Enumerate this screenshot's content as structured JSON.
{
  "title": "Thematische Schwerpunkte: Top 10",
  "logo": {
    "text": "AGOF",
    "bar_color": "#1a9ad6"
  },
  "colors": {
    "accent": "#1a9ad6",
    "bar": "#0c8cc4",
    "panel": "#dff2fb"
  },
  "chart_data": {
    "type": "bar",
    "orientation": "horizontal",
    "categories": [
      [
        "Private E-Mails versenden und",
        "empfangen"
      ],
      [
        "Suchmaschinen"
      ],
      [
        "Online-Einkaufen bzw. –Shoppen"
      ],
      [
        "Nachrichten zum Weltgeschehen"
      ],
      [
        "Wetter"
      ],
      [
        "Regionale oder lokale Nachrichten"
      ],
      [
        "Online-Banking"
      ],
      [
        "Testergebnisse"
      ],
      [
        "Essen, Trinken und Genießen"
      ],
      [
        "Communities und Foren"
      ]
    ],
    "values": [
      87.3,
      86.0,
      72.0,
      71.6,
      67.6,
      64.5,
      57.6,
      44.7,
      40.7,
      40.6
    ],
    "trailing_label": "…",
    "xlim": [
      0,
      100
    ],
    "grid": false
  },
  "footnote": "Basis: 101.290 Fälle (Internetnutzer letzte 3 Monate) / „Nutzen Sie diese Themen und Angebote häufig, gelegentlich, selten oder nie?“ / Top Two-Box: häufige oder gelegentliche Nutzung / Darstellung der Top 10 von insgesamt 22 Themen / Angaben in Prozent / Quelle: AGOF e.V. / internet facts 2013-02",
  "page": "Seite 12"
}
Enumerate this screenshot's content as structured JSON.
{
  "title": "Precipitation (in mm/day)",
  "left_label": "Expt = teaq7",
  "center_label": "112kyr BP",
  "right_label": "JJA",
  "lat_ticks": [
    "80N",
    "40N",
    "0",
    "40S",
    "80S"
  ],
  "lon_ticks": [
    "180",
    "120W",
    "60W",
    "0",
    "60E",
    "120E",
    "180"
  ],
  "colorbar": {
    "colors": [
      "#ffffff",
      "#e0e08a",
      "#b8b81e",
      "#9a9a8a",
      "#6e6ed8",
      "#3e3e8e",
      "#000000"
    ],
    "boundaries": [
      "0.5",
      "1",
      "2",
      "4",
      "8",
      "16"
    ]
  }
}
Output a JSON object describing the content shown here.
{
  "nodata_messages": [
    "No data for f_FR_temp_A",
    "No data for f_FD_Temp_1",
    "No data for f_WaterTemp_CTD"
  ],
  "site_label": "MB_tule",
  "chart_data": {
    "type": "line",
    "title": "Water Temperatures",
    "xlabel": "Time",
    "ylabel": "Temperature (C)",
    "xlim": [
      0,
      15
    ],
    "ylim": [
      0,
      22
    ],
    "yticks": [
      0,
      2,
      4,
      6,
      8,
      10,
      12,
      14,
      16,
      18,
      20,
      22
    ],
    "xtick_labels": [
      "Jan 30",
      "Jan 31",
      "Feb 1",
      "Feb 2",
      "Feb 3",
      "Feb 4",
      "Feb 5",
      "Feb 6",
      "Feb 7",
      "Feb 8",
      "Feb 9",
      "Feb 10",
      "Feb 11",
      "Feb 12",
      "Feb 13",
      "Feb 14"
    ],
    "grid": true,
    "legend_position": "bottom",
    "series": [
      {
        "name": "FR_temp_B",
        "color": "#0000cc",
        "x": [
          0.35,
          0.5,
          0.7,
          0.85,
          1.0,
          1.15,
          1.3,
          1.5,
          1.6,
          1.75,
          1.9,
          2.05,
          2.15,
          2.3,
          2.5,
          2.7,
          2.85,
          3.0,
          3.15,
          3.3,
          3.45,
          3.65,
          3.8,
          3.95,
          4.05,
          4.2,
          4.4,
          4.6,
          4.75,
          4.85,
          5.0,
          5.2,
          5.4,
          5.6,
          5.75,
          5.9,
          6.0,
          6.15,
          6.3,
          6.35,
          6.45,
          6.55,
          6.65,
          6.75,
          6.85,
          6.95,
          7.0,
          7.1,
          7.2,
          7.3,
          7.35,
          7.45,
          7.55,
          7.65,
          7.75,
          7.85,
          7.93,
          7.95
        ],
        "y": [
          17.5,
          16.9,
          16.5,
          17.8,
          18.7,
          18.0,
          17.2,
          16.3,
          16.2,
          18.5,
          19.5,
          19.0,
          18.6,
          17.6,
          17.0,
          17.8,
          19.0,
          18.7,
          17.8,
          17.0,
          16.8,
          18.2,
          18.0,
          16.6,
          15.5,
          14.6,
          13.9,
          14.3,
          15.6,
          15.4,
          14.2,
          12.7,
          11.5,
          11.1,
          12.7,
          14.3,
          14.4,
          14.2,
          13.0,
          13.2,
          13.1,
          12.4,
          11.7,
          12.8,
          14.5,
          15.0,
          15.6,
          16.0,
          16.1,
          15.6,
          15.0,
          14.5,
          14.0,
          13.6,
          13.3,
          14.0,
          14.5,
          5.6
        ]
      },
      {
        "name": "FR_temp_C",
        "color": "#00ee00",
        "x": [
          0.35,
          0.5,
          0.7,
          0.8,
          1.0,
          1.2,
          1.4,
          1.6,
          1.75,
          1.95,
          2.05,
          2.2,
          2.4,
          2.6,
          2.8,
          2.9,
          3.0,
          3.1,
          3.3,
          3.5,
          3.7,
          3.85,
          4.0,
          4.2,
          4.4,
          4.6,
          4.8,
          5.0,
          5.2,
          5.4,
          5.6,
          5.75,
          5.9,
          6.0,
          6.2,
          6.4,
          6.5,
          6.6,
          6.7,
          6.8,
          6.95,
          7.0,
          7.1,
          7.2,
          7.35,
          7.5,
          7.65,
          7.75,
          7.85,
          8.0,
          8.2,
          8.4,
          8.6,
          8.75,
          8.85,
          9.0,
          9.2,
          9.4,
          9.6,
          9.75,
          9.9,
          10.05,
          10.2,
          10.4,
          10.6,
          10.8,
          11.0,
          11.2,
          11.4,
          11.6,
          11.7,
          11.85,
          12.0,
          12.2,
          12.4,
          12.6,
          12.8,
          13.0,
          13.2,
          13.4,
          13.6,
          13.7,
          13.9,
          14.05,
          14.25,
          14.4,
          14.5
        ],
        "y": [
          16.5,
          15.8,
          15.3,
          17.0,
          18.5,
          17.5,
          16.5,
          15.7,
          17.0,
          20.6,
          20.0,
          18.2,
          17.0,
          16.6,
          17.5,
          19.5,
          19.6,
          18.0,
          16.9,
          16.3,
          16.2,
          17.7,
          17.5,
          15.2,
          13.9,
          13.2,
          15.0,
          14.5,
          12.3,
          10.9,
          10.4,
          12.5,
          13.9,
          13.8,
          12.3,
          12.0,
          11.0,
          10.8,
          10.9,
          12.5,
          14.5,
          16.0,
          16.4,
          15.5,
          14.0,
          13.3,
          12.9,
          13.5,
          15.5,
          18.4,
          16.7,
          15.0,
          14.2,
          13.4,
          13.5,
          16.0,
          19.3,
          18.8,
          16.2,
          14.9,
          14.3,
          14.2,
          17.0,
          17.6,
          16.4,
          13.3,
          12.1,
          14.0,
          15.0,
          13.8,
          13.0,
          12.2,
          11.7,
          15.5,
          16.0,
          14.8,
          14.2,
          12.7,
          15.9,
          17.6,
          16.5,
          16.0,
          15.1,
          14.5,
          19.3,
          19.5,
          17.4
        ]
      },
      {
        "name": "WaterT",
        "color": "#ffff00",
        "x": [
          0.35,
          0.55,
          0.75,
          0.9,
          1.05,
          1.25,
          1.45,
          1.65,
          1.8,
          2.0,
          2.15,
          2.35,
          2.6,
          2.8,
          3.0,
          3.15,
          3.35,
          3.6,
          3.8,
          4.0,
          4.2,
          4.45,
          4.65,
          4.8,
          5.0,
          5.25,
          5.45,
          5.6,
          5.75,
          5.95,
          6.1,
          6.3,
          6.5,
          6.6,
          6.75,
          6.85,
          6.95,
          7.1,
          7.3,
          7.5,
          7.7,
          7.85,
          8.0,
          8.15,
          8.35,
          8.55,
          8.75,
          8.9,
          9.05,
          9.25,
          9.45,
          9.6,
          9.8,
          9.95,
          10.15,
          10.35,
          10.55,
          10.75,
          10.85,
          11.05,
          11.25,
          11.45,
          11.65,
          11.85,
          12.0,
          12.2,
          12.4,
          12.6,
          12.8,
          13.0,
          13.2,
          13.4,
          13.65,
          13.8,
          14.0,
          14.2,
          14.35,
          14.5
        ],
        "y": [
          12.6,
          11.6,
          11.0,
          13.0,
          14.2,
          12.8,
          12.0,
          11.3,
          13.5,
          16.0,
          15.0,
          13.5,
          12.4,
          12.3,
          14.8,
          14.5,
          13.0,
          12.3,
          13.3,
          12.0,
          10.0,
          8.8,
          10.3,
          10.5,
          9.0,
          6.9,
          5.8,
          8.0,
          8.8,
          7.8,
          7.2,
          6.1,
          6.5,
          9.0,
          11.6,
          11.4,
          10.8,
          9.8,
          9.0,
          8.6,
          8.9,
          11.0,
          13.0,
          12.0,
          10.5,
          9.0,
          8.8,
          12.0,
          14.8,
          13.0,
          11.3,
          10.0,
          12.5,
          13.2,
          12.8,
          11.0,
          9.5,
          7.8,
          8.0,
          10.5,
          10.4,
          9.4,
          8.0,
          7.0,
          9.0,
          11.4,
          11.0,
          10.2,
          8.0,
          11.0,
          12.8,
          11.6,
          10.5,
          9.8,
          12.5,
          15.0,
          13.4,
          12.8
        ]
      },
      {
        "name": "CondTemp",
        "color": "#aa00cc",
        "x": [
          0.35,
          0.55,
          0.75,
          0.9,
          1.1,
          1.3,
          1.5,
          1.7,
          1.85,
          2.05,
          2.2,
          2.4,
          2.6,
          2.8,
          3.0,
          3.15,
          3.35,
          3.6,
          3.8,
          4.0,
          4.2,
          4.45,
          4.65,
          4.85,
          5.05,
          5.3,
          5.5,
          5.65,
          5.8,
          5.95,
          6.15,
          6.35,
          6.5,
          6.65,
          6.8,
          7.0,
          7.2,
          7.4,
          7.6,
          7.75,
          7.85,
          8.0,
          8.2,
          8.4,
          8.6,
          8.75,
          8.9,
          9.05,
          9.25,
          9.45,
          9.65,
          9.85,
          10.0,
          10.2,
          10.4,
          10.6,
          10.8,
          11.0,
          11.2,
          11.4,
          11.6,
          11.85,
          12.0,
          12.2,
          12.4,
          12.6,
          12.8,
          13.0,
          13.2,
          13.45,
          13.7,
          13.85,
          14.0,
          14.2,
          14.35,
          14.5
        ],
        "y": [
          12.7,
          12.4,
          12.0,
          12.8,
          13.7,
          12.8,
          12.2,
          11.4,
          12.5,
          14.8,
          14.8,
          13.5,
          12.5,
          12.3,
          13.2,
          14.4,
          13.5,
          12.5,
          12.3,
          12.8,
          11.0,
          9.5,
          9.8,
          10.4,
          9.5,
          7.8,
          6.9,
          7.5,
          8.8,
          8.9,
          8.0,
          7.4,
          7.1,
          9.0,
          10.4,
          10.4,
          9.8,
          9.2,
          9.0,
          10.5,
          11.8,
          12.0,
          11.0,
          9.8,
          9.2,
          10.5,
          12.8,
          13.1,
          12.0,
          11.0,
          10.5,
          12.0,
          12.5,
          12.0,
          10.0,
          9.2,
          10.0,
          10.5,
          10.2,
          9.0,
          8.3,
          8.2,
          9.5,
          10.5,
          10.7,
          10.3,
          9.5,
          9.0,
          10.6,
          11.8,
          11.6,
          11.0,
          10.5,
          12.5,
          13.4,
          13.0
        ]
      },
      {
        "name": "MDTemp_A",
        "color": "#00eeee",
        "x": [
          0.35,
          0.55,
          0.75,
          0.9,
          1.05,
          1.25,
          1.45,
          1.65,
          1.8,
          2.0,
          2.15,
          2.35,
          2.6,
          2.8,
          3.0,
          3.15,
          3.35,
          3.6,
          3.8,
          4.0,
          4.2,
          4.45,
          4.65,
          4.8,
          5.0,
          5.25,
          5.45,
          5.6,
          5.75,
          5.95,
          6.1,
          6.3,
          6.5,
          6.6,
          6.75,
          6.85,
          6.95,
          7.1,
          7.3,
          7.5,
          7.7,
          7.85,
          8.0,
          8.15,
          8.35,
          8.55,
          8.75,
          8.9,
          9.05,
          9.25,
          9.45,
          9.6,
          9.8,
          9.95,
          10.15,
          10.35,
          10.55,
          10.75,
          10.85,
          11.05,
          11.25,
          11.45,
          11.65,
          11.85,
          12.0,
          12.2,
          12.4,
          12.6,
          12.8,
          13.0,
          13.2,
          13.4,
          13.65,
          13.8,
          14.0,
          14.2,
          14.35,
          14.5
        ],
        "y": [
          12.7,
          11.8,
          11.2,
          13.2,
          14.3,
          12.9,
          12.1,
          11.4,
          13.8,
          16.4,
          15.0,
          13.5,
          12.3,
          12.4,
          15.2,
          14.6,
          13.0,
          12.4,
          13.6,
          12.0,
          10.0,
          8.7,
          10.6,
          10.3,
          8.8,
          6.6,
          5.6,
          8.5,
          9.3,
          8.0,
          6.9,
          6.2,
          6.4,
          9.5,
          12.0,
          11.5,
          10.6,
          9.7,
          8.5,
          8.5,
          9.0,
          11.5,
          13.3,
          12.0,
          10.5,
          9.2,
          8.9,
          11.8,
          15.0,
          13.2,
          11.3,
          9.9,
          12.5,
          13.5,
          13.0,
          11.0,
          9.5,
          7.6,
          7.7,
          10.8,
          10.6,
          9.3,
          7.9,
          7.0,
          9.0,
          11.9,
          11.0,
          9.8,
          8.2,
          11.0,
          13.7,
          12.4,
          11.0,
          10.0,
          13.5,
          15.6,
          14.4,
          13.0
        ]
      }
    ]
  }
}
---------------
▶ **What needs to be done**
Only the number is wanted: how many lines in the data include the word "name"?

▶ **The solution**
5